Data:
+++++

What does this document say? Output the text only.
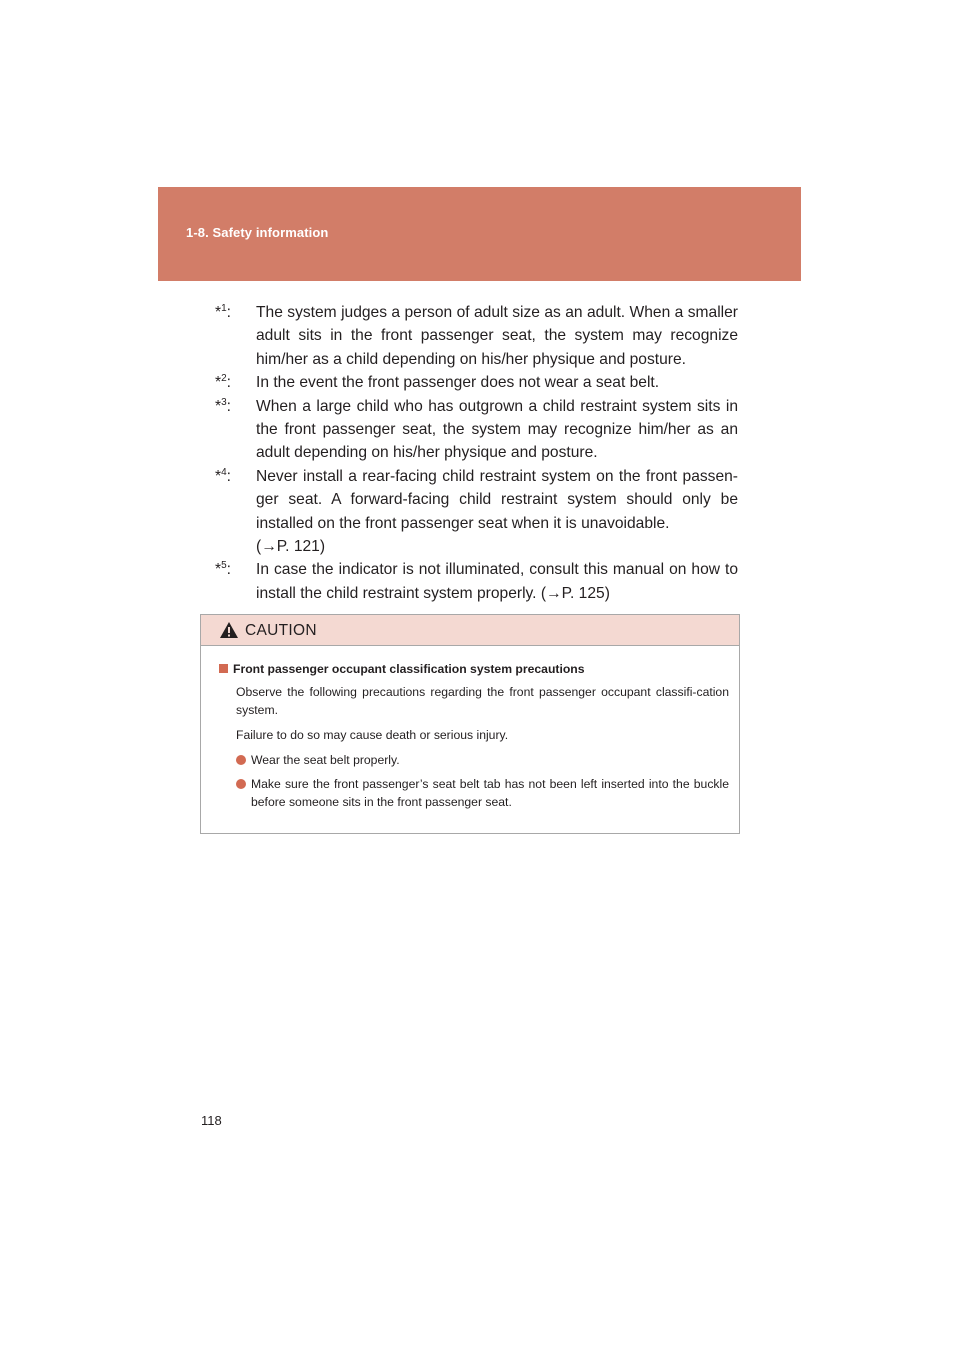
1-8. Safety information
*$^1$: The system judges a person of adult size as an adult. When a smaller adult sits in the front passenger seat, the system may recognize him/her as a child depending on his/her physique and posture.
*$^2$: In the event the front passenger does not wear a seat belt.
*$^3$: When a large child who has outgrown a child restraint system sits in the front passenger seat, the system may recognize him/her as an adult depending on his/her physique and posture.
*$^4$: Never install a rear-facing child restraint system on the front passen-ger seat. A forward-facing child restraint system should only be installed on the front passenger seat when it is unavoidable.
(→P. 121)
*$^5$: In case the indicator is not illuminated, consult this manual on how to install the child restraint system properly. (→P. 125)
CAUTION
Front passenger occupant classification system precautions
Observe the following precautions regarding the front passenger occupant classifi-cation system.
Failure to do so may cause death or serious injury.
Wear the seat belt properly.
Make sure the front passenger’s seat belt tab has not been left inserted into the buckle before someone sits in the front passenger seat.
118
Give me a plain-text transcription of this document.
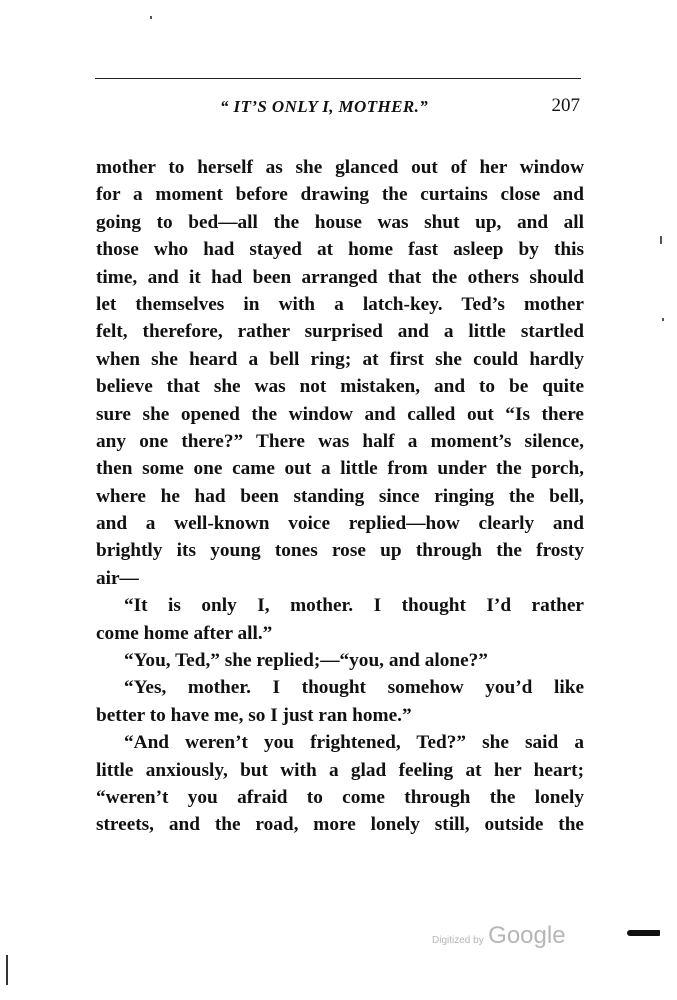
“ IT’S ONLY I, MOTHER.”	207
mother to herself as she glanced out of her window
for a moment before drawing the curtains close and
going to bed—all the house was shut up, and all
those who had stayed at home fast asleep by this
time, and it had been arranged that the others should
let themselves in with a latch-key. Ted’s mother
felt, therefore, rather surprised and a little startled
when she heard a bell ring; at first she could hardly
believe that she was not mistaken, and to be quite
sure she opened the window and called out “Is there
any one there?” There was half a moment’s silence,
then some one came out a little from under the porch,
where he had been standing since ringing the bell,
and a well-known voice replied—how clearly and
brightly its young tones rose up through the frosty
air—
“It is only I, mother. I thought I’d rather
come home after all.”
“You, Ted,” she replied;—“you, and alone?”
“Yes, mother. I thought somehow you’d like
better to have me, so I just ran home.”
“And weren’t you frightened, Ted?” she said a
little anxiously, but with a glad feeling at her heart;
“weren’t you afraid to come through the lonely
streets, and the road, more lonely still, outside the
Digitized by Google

+++++

Looking at the entries above, how many lines contain the word "document"? Answer with the number alone.

2